Wo ist eigentlich die Maremma?

Die Maremma erstreckt sich von Livorno an der Mittelmeerküste über die Provinz Grosseto bis hin zur Argentario-Halbinsel, einschließlich der kleinen Insel Giglio im Süden und des nördlichen Teils der Region Latium. In ihrem Verlauf folgt sie damit der Küstenlinie. Das Gebiet der Maremma DOC weist aufgrund seiner Größe vielfältige geografische und geologische Gegebenheiten auf. Vom flachen, lehmhaltigen Küstengebiet über die Volsini-Bergkette mit ihren Tuff-Böden bis hin zum imposanten erloschenen Vulkan Monte Amiata etwas weiter im Landesinneren ist von allem etwas dabei.

Aufgabe 1: Gib aus den Einträgen die Zeilen von der Zeile mit „scroll-thumb[interactable]: ||| —“ bis einschließlich der Zeile mit „canvas-vertical-scrollbar[interactable]: ▲ ▼“ unverändert wieder.
Der Lesetext und die Einträge haben inhaltlich nichts miteinander zu tun.

Die Daten:
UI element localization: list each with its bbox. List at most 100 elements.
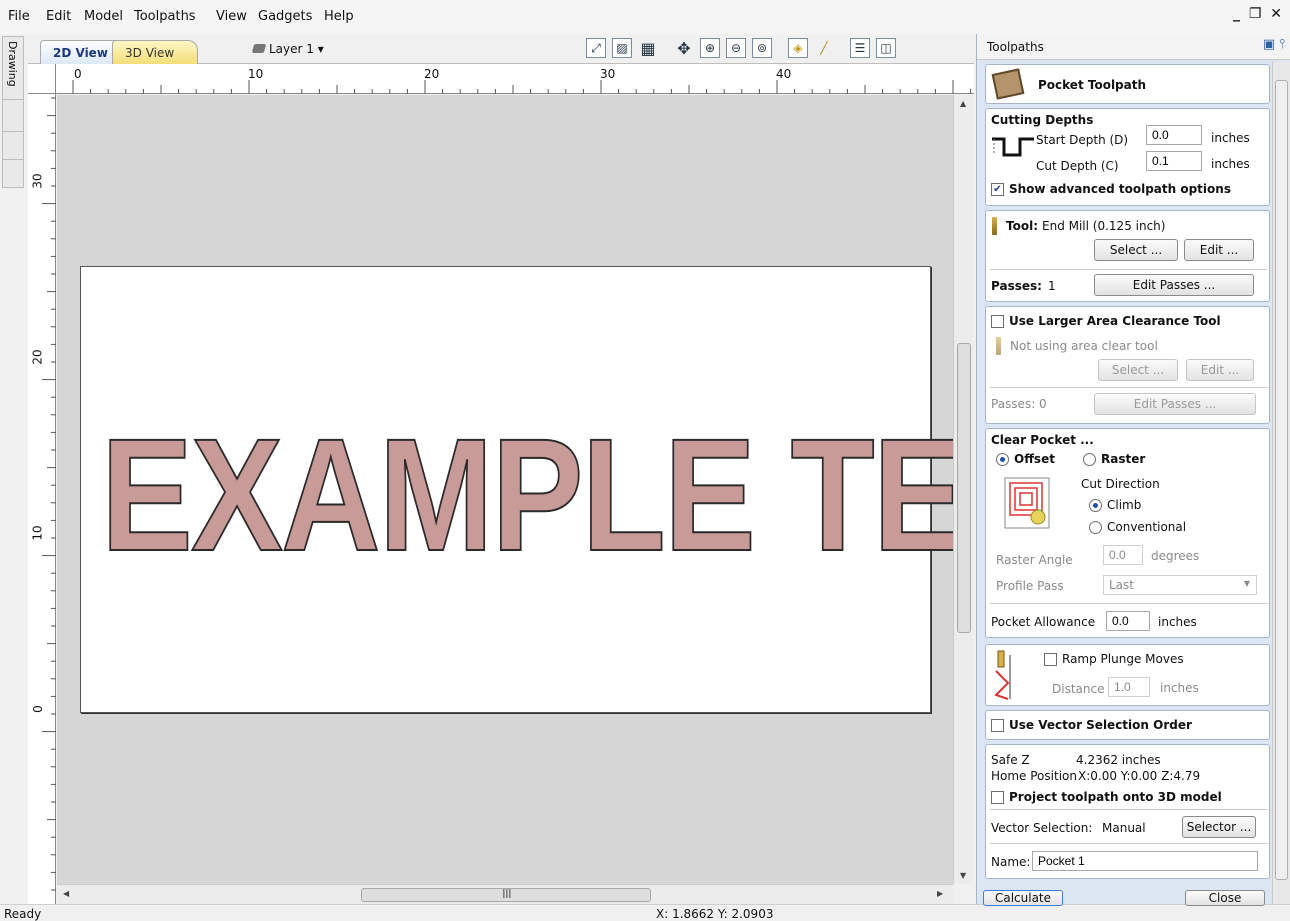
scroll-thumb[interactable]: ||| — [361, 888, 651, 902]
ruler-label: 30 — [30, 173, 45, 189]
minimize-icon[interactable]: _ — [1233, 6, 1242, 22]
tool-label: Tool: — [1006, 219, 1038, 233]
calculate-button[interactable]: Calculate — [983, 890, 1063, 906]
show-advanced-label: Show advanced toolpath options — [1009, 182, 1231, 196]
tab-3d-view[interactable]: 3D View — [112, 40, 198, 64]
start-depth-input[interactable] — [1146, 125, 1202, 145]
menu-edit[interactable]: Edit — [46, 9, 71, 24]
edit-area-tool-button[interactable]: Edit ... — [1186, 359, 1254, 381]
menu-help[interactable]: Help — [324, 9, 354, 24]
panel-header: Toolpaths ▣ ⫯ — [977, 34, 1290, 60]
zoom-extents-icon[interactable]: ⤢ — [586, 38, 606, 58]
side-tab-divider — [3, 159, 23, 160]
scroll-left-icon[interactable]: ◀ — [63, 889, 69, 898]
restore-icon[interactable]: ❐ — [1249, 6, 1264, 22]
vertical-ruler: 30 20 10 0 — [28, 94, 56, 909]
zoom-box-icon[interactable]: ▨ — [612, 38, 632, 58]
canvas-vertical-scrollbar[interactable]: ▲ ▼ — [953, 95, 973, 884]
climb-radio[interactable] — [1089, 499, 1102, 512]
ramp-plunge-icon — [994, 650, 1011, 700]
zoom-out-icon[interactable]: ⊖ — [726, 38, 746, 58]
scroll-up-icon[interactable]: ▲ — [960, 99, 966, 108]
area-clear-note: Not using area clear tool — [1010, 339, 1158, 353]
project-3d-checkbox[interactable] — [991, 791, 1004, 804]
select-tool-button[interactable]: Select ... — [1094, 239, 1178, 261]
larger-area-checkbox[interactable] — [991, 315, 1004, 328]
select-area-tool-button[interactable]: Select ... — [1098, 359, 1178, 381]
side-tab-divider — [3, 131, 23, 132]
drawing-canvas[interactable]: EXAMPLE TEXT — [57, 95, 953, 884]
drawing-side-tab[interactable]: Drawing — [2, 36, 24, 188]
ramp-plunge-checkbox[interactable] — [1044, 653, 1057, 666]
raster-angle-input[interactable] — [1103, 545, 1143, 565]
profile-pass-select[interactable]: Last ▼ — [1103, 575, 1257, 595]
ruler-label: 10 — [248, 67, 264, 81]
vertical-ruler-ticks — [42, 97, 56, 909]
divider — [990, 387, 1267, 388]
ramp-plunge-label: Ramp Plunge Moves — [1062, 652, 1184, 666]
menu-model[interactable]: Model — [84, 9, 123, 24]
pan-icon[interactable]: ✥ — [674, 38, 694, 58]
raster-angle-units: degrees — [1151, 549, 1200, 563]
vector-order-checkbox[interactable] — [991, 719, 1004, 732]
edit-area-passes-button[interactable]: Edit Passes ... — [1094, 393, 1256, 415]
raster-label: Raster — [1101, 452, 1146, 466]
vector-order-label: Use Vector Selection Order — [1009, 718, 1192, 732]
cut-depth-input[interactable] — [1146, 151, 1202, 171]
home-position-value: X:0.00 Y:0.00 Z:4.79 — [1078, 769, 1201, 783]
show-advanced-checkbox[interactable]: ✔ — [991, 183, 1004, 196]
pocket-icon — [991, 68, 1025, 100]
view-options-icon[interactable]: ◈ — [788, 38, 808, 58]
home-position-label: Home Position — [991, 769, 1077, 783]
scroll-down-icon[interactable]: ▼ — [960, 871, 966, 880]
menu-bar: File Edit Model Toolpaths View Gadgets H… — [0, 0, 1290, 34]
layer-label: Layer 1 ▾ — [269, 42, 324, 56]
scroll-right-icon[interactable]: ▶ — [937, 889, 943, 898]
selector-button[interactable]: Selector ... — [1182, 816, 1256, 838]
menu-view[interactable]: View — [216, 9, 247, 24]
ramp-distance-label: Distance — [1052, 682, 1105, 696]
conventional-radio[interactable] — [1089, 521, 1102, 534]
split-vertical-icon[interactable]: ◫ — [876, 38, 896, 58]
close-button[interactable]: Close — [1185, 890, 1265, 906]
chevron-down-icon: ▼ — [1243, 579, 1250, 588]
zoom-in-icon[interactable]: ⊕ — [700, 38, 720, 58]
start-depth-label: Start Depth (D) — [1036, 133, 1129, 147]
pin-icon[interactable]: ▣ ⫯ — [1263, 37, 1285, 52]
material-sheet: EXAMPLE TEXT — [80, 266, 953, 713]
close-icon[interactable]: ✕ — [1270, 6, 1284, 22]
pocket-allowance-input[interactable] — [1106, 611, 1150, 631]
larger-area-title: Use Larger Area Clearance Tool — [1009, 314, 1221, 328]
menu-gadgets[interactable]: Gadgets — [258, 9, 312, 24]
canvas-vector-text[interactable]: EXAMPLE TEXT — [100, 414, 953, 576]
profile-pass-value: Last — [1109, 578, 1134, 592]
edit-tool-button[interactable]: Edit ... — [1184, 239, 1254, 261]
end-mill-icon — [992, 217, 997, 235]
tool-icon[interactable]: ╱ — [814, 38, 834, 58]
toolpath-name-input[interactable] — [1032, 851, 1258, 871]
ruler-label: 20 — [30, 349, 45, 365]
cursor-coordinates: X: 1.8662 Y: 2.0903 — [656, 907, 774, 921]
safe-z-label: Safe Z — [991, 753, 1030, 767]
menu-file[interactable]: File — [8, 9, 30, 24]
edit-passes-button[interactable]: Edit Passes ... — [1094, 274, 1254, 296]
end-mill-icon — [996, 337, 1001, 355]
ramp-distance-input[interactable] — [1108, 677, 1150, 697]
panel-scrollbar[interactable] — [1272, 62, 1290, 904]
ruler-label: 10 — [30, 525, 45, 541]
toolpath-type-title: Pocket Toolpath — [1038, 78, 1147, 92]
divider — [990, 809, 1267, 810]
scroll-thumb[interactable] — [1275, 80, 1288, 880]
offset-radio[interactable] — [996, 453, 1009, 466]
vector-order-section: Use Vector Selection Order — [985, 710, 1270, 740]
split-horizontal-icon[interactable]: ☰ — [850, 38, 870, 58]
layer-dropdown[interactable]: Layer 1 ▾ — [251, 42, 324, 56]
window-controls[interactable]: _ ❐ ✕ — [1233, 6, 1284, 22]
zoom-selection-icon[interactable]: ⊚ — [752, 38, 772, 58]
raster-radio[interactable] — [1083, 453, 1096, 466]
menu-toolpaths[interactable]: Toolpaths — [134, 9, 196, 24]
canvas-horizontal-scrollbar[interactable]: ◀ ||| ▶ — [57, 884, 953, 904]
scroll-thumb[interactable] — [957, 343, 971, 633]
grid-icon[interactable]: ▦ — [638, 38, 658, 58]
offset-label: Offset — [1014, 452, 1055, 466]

Aufgabe 2: Wie heißt laut dem Lesetext der erloschene Vulkan, der etwas weiter im Landesinneren der Maremma liegt?

Vollständige Antwort 1:
scroll-thumb[interactable]: ||| — [361, 888, 651, 902]
ruler-label: 30 — [30, 173, 45, 189]
minimize-icon[interactable]: _ — [1233, 6, 1242, 22]
tool-label: Tool: — [1006, 219, 1038, 233]
calculate-button[interactable]: Calculate — [983, 890, 1063, 906]
show-advanced-label: Show advanced toolpath options — [1009, 182, 1231, 196]
tab-3d-view[interactable]: 3D View — [112, 40, 198, 64]
start-depth-input[interactable] — [1146, 125, 1202, 145]
menu-edit[interactable]: Edit — [46, 9, 71, 24]
edit-area-tool-button[interactable]: Edit ... — [1186, 359, 1254, 381]
menu-help[interactable]: Help — [324, 9, 354, 24]
panel-header: Toolpaths ▣ ⫯ — [977, 34, 1290, 60]
zoom-extents-icon[interactable]: ⤢ — [586, 38, 606, 58]
side-tab-divider — [3, 159, 23, 160]
scroll-left-icon[interactable]: ◀ — [63, 889, 69, 898]
restore-icon[interactable]: ❐ — [1249, 6, 1264, 22]
vertical-ruler: 30 20 10 0 — [28, 94, 56, 909]
zoom-box-icon[interactable]: ▨ — [612, 38, 632, 58]
canvas-vertical-scrollbar[interactable]: ▲ ▼ — [953, 95, 973, 884]

Vollständige Antwort 2: Er heißt Monte Amiata.